The data below should be restated word for word, with every picture omitted.

[AVAILABLE RECORDS]
○ ○ ○ ○ ○ ○ ○
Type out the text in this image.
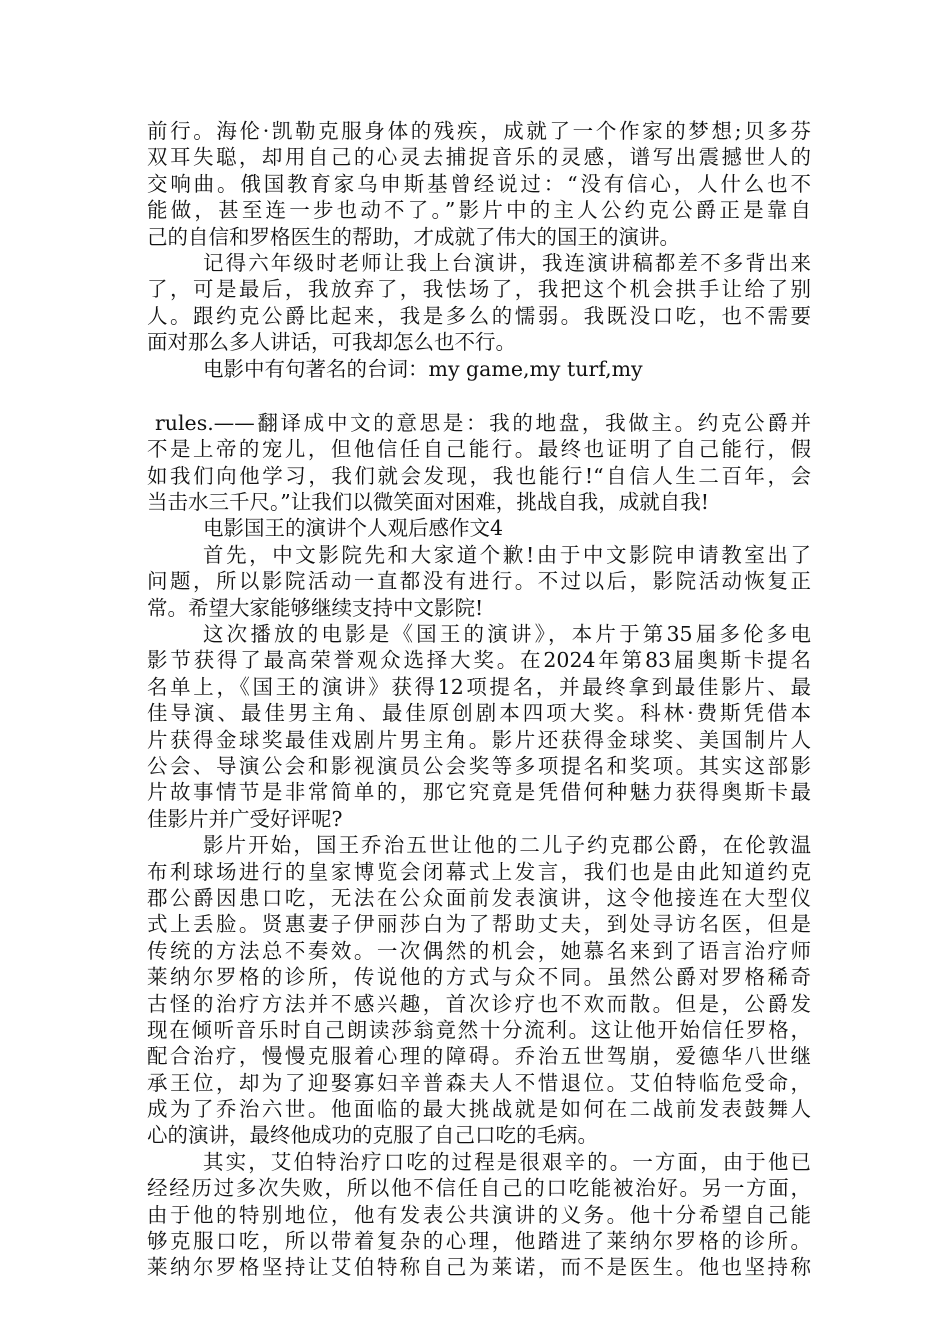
前行。海伦·凯勒克服身体的残疾，成就了一个作家的梦想;贝多芬
双耳失聪，却用自己的心灵去捕捉音乐的灵感，谱写出震撼世人的
交响曲。俄国教育家乌申斯基曾经说过：“没有信心，人什么也不
能做，甚至连一步也动不了。”影片中的主人公约克公爵正是靠自
己的自信和罗格医生的帮助，才成就了伟大的国王的演讲。
记得六年级时老师让我上台演讲，我连演讲稿都差不多背出来
了，可是最后，我放弃了，我怯场了，我把这个机会拱手让给了别
人。跟约克公爵比起来，我是多么的懦弱。我既没口吃，也不需要
面对那么多人讲话，可我却怎么也不行。
电影中有句著名的台词：my game,my turf,my
rules.——翻译成中文的意思是：我的地盘，我做主。约克公爵并
不是上帝的宠儿，但他信任自己能行。最终也证明了自己能行，假
如我们向他学习，我们就会发现，我也能行!“自信人生二百年，会
当击水三千尺。”让我们以微笑面对困难，挑战自我，成就自我!
电影国王的演讲个人观后感作文4
首先，中文影院先和大家道个歉!由于中文影院申请教室出了
问题，所以影院活动一直都没有进行。不过以后，影院活动恢复正
常。希望大家能够继续支持中文影院!
这次播放的电影是《国王的演讲》，本片于第35届多伦多电
影节获得了最高荣誉观众选择大奖。在2024年第83届奥斯卡提名
名单上，《国王的演讲》获得12项提名，并最终拿到最佳影片、最
佳导演、最佳男主角、最佳原创剧本四项大奖。科林·费斯凭借本
片获得金球奖最佳戏剧片男主角。影片还获得金球奖、美国制片人
公会、导演公会和影视演员公会奖等多项提名和奖项。其实这部影
片故事情节是非常简单的，那它究竟是凭借何种魅力获得奥斯卡最
佳影片并广受好评呢?
影片开始，国王乔治五世让他的二儿子约克郡公爵，在伦敦温
布利球场进行的皇家博览会闭幕式上发言，我们也是由此知道约克
郡公爵因患口吃，无法在公众面前发表演讲，这令他接连在大型仪
式上丢脸。贤惠妻子伊丽莎白为了帮助丈夫，到处寻访名医，但是
传统的方法总不奏效。一次偶然的机会，她慕名来到了语言治疗师
莱纳尔罗格的诊所，传说他的方式与众不同。虽然公爵对罗格稀奇
古怪的治疗方法并不感兴趣，首次诊疗也不欢而散。但是，公爵发
现在倾听音乐时自己朗读莎翁竟然十分流利。这让他开始信任罗格，
配合治疗，慢慢克服着心理的障碍。乔治五世驾崩，爱德华八世继
承王位，却为了迎娶寡妇辛普森夫人不惜退位。艾伯特临危受命，
成为了乔治六世。他面临的最大挑战就是如何在二战前发表鼓舞人
心的演讲，最终他成功的克服了自己口吃的毛病。
其实，艾伯特治疗口吃的过程是很艰辛的。一方面，由于他已
经经历过多次失败，所以他不信任自己的口吃能被治好。另一方面，
由于他的特别地位，他有发表公共演讲的义务。他十分希望自己能
够克服口吃，所以带着复杂的心理，他踏进了莱纳尔罗格的诊所。
莱纳尔罗格坚持让艾伯特称自己为莱诺，而不是医生。他也坚持称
○ ○ ○ ○ ○ ○ ○
[COMPLETE OUTPUT]
Type out the text in this image.
前行。海伦·凯勒克服身体的残疾，成就了一个作家的梦想;贝多芬
双耳失聪，却用自己的心灵去捕捉音乐的灵感，谱写出震撼世人的
交响曲。俄国教育家乌申斯基曾经说过：“没有信心，人什么也不
能做，甚至连一步也动不了。”影片中的主人公约克公爵正是靠自
己的自信和罗格医生的帮助，才成就了伟大的国王的演讲。
记得六年级时老师让我上台演讲，我连演讲稿都差不多背出来
了，可是最后，我放弃了，我怯场了，我把这个机会拱手让给了别
人。跟约克公爵比起来，我是多么的懦弱。我既没口吃，也不需要
面对那么多人讲话，可我却怎么也不行。
电影中有句著名的台词：my game,my turf,my
rules.——翻译成中文的意思是：我的地盘，我做主。约克公爵并
不是上帝的宠儿，但他信任自己能行。最终也证明了自己能行，假
如我们向他学习，我们就会发现，我也能行!“自信人生二百年，会
当击水三千尺。”让我们以微笑面对困难，挑战自我，成就自我!
电影国王的演讲个人观后感作文4
首先，中文影院先和大家道个歉!由于中文影院申请教室出了
问题，所以影院活动一直都没有进行。不过以后，影院活动恢复正
常。希望大家能够继续支持中文影院!
这次播放的电影是《国王的演讲》，本片于第35届多伦多电
影节获得了最高荣誉观众选择大奖。在2024年第83届奥斯卡提名
名单上，《国王的演讲》获得12项提名，并最终拿到最佳影片、最
佳导演、最佳男主角、最佳原创剧本四项大奖。科林·费斯凭借本
片获得金球奖最佳戏剧片男主角。影片还获得金球奖、美国制片人
公会、导演公会和影视演员公会奖等多项提名和奖项。其实这部影
片故事情节是非常简单的，那它究竟是凭借何种魅力获得奥斯卡最
佳影片并广受好评呢?
影片开始，国王乔治五世让他的二儿子约克郡公爵，在伦敦温
布利球场进行的皇家博览会闭幕式上发言，我们也是由此知道约克
郡公爵因患口吃，无法在公众面前发表演讲，这令他接连在大型仪
式上丢脸。贤惠妻子伊丽莎白为了帮助丈夫，到处寻访名医，但是
传统的方法总不奏效。一次偶然的机会，她慕名来到了语言治疗师
莱纳尔罗格的诊所，传说他的方式与众不同。虽然公爵对罗格稀奇
古怪的治疗方法并不感兴趣，首次诊疗也不欢而散。但是，公爵发
现在倾听音乐时自己朗读莎翁竟然十分流利。这让他开始信任罗格，
配合治疗，慢慢克服着心理的障碍。乔治五世驾崩，爱德华八世继
承王位，却为了迎娶寡妇辛普森夫人不惜退位。艾伯特临危受命，
成为了乔治六世。他面临的最大挑战就是如何在二战前发表鼓舞人
心的演讲，最终他成功的克服了自己口吃的毛病。
其实，艾伯特治疗口吃的过程是很艰辛的。一方面，由于他已
经经历过多次失败，所以他不信任自己的口吃能被治好。另一方面，
由于他的特别地位，他有发表公共演讲的义务。他十分希望自己能
够克服口吃，所以带着复杂的心理，他踏进了莱纳尔罗格的诊所。
莱纳尔罗格坚持让艾伯特称自己为莱诺，而不是医生。他也坚持称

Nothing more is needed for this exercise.